EXERCISE REQUIREMENTS: Copy out each of the entries below word for word, line by line, without changing anything.

(Stored records)
-----
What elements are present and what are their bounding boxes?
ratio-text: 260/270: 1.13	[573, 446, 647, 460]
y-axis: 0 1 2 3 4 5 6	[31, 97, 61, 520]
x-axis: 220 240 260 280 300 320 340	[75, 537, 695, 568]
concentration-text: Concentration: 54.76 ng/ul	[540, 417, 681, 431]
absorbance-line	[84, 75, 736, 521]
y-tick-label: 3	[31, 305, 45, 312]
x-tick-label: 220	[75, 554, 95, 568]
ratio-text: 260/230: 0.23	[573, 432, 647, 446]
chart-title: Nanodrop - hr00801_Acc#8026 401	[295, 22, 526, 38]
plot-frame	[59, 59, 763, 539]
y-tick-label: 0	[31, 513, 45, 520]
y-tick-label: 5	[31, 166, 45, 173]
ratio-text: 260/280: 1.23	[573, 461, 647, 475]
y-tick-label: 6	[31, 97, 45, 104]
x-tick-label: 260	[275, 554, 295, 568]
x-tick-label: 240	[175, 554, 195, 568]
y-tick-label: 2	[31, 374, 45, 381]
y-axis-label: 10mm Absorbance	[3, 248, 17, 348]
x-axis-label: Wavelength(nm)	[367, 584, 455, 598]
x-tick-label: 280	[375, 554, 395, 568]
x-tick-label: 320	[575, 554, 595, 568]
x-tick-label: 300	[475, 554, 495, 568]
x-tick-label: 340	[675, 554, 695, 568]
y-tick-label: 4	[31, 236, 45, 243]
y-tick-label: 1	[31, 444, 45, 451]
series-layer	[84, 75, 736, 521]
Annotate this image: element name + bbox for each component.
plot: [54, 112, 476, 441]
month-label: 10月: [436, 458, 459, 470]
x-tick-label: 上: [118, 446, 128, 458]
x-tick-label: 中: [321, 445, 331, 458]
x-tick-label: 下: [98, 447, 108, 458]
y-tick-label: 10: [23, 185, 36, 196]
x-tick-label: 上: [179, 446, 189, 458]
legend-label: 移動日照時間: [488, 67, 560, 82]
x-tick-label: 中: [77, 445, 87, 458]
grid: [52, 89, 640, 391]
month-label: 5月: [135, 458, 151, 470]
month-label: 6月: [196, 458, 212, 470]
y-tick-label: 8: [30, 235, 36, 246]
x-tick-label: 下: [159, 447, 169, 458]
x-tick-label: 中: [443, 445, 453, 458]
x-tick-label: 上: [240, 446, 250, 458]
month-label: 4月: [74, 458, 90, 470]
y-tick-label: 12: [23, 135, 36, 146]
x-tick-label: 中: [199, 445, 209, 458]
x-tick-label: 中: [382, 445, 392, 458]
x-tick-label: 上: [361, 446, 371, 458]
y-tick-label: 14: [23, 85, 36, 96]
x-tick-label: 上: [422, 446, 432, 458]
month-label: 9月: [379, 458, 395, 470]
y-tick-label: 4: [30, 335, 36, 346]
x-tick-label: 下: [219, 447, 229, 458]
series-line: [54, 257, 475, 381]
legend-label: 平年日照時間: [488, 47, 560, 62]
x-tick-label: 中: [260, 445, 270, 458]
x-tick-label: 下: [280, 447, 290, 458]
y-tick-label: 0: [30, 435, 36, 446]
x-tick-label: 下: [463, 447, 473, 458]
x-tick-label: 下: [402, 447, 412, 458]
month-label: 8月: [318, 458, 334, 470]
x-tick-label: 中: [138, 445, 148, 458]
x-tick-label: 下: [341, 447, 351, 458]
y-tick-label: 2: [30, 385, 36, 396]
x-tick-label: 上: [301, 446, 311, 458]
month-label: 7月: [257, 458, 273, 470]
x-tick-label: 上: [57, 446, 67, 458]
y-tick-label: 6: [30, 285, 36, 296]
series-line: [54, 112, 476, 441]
-----
WRITTEN RESPONSE:
What elements are present and what are their bounding boxes?
ratio-text: 260/270: 1.13	[573, 446, 647, 460]
y-axis: 0 1 2 3 4 5 6	[31, 97, 61, 520]
x-axis: 220 240 260 280 300 320 340	[75, 537, 695, 568]
concentration-text: Concentration: 54.76 ng/ul	[540, 417, 681, 431]
absorbance-line	[84, 75, 736, 521]
y-tick-label: 3	[31, 305, 45, 312]
x-tick-label: 220	[75, 554, 95, 568]
ratio-text: 260/230: 0.23	[573, 432, 647, 446]
chart-title: Nanodrop - hr00801_Acc#8026 401	[295, 22, 526, 38]
plot-frame	[59, 59, 763, 539]
y-tick-label: 0	[31, 513, 45, 520]
y-tick-label: 5	[31, 166, 45, 173]
ratio-text: 260/280: 1.23	[573, 461, 647, 475]
y-tick-label: 6	[31, 97, 45, 104]
x-tick-label: 260	[275, 554, 295, 568]
x-tick-label: 240	[175, 554, 195, 568]
y-tick-label: 2	[31, 374, 45, 381]
y-axis-label: 10mm Absorbance	[3, 248, 17, 348]
x-axis-label: Wavelength(nm)	[367, 584, 455, 598]
x-tick-label: 280	[375, 554, 395, 568]
x-tick-label: 320	[575, 554, 595, 568]
x-tick-label: 300	[475, 554, 495, 568]
x-tick-label: 340	[675, 554, 695, 568]
y-tick-label: 4	[31, 236, 45, 243]
y-tick-label: 1	[31, 444, 45, 451]
series-layer	[84, 75, 736, 521]
Annotate this image: element name + bbox for each component.
plot: [54, 112, 476, 441]
month-label: 10月: [436, 458, 459, 470]
x-tick-label: 上: [118, 446, 128, 458]
x-tick-label: 中: [321, 445, 331, 458]
x-tick-label: 下: [98, 447, 108, 458]
y-tick-label: 10: [23, 185, 36, 196]
x-tick-label: 上: [179, 446, 189, 458]
legend-label: 移動日照時間: [488, 67, 560, 82]
x-tick-label: 中: [77, 445, 87, 458]
grid: [52, 89, 640, 391]
month-label: 5月: [135, 458, 151, 470]
month-label: 6月: [196, 458, 212, 470]
y-tick-label: 8: [30, 235, 36, 246]
x-tick-label: 下: [159, 447, 169, 458]
x-tick-label: 中: [443, 445, 453, 458]
x-tick-label: 上: [240, 446, 250, 458]
month-label: 4月: [74, 458, 90, 470]
y-tick-label: 12: [23, 135, 36, 146]
x-tick-label: 中: [199, 445, 209, 458]
x-tick-label: 中: [382, 445, 392, 458]
x-tick-label: 上: [361, 446, 371, 458]
y-tick-label: 14: [23, 85, 36, 96]
x-tick-label: 上: [422, 446, 432, 458]
month-label: 9月: [379, 458, 395, 470]
y-tick-label: 4: [30, 335, 36, 346]
x-tick-label: 下: [219, 447, 229, 458]
series-line: [54, 257, 475, 381]
legend-label: 平年日照時間: [488, 47, 560, 62]
x-tick-label: 中: [260, 445, 270, 458]
x-tick-label: 下: [280, 447, 290, 458]
y-tick-label: 0: [30, 435, 36, 446]
x-tick-label: 下: [463, 447, 473, 458]
x-tick-label: 下: [402, 447, 412, 458]
month-label: 8月: [318, 458, 334, 470]
x-tick-label: 中: [138, 445, 148, 458]
x-tick-label: 下: [341, 447, 351, 458]
y-tick-label: 2: [30, 385, 36, 396]
x-tick-label: 上: [301, 446, 311, 458]
month-label: 7月: [257, 458, 273, 470]
x-tick-label: 上: [57, 446, 67, 458]
y-tick-label: 6: [30, 285, 36, 296]
series-line: [54, 112, 476, 441]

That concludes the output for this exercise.